● Your task
Change "chevron-down-icon" to "caret-icon" wherever it occurs in the entries below, and reproduce them with everything else unchanged.

● Element position data
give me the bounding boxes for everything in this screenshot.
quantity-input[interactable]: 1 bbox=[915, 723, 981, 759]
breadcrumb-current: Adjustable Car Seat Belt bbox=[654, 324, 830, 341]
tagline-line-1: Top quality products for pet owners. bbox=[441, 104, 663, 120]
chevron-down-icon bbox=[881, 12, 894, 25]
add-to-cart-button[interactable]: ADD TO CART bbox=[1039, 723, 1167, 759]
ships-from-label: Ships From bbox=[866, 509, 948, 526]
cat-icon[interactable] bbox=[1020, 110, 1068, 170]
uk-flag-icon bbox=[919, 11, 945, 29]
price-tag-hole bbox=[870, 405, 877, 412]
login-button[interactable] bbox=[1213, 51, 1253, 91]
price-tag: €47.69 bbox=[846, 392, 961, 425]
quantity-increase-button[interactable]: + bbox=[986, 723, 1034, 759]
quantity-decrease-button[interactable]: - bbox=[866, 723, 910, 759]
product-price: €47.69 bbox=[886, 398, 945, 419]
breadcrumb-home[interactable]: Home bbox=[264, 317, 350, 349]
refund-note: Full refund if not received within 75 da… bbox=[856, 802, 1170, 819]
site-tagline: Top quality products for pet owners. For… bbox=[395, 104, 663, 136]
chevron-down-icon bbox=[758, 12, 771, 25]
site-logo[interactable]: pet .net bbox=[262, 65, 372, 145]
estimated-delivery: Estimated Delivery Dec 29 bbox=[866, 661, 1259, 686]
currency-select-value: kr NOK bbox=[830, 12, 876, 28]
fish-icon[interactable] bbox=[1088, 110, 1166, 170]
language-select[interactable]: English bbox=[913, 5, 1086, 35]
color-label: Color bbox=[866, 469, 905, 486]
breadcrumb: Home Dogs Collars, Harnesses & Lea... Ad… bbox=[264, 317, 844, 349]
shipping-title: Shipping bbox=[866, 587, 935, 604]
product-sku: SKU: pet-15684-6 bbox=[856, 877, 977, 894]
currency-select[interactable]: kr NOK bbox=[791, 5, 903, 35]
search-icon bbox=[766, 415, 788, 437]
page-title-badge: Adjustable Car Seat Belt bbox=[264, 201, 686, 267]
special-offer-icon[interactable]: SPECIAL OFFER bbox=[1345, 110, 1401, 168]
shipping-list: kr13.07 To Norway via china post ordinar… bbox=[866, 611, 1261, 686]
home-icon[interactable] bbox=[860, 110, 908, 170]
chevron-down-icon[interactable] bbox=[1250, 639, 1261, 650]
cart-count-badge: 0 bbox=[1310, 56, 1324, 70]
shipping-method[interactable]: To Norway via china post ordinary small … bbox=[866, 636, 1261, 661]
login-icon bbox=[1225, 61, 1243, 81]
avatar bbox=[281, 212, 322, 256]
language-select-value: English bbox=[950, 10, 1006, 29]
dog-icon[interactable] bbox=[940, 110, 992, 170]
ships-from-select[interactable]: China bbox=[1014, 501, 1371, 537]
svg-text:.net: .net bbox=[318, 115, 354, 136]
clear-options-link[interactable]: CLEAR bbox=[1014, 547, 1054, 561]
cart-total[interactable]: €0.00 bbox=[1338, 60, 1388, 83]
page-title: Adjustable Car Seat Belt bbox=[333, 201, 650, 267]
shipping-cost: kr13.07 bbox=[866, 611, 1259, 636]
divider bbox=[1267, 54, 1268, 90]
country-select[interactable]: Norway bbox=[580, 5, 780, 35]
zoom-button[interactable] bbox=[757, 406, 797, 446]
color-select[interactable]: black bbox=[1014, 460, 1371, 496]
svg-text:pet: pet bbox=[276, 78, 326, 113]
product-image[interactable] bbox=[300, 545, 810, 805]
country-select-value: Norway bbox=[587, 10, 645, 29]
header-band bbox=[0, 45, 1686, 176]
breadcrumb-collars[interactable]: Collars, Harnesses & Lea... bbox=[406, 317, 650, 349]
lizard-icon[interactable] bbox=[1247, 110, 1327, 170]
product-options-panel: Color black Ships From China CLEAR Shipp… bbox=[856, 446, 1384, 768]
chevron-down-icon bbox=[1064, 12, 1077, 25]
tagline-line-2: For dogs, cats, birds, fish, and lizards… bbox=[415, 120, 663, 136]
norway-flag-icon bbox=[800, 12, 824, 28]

● Complete output
give me the bounding boxes for everything in this screenshot.
quantity-input[interactable]: 1 bbox=[915, 723, 981, 759]
breadcrumb-current: Adjustable Car Seat Belt bbox=[654, 324, 830, 341]
tagline-line-1: Top quality products for pet owners. bbox=[441, 104, 663, 120]
caret-icon bbox=[881, 12, 894, 25]
add-to-cart-button[interactable]: ADD TO CART bbox=[1039, 723, 1167, 759]
ships-from-label: Ships From bbox=[866, 509, 948, 526]
cat-icon[interactable] bbox=[1020, 110, 1068, 170]
uk-flag-icon bbox=[919, 11, 945, 29]
price-tag-hole bbox=[870, 405, 877, 412]
login-button[interactable] bbox=[1213, 51, 1253, 91]
price-tag: €47.69 bbox=[846, 392, 961, 425]
quantity-increase-button[interactable]: + bbox=[986, 723, 1034, 759]
quantity-decrease-button[interactable]: - bbox=[866, 723, 910, 759]
product-price: €47.69 bbox=[886, 398, 945, 419]
breadcrumb-home[interactable]: Home bbox=[264, 317, 350, 349]
refund-note: Full refund if not received within 75 da… bbox=[856, 802, 1170, 819]
site-tagline: Top quality products for pet owners. For… bbox=[395, 104, 663, 136]
caret-icon bbox=[758, 12, 771, 25]
site-logo[interactable]: pet .net bbox=[262, 65, 372, 145]
estimated-delivery: Estimated Delivery Dec 29 bbox=[866, 661, 1259, 686]
currency-select-value: kr NOK bbox=[830, 12, 876, 28]
fish-icon[interactable] bbox=[1088, 110, 1166, 170]
language-select[interactable]: English bbox=[913, 5, 1086, 35]
color-label: Color bbox=[866, 469, 905, 486]
breadcrumb: Home Dogs Collars, Harnesses & Lea... Ad… bbox=[264, 317, 844, 349]
shipping-title: Shipping bbox=[866, 587, 935, 604]
product-sku: SKU: pet-15684-6 bbox=[856, 877, 977, 894]
currency-select[interactable]: kr NOK bbox=[791, 5, 903, 35]
search-icon bbox=[766, 415, 788, 437]
page-title-badge: Adjustable Car Seat Belt bbox=[264, 201, 686, 267]
special-offer-icon[interactable]: SPECIAL OFFER bbox=[1345, 110, 1401, 168]
shipping-list: kr13.07 To Norway via china post ordinar… bbox=[866, 611, 1261, 686]
home-icon[interactable] bbox=[860, 110, 908, 170]
caret-icon[interactable] bbox=[1250, 639, 1261, 650]
cart-count-badge: 0 bbox=[1310, 56, 1324, 70]
shipping-method[interactable]: To Norway via china post ordinary small … bbox=[866, 636, 1261, 661]
login-icon bbox=[1225, 61, 1243, 81]
avatar bbox=[281, 212, 322, 256]
language-select-value: English bbox=[950, 10, 1006, 29]
dog-icon[interactable] bbox=[940, 110, 992, 170]
ships-from-select[interactable]: China bbox=[1014, 501, 1371, 537]
svg-text:.net: .net bbox=[318, 115, 354, 136]
clear-options-link[interactable]: CLEAR bbox=[1014, 547, 1054, 561]
cart-total[interactable]: €0.00 bbox=[1338, 60, 1388, 83]
page-title: Adjustable Car Seat Belt bbox=[333, 201, 650, 267]
shipping-cost: kr13.07 bbox=[866, 611, 1259, 636]
divider bbox=[1267, 54, 1268, 90]
country-select[interactable]: Norway bbox=[580, 5, 780, 35]
zoom-button[interactable] bbox=[757, 406, 797, 446]
color-select[interactable]: black bbox=[1014, 460, 1371, 496]
svg-text:pet: pet bbox=[276, 78, 326, 113]
product-image[interactable] bbox=[300, 545, 810, 805]
country-select-value: Norway bbox=[587, 10, 645, 29]
header-band bbox=[0, 45, 1686, 176]
breadcrumb-collars[interactable]: Collars, Harnesses & Lea... bbox=[406, 317, 650, 349]
lizard-icon[interactable] bbox=[1247, 110, 1327, 170]
product-options-panel: Color black Ships From China CLEAR Shipp… bbox=[856, 446, 1384, 768]
caret-icon bbox=[1064, 12, 1077, 25]
tagline-line-2: For dogs, cats, birds, fish, and lizards… bbox=[415, 120, 663, 136]
norway-flag-icon bbox=[800, 12, 824, 28]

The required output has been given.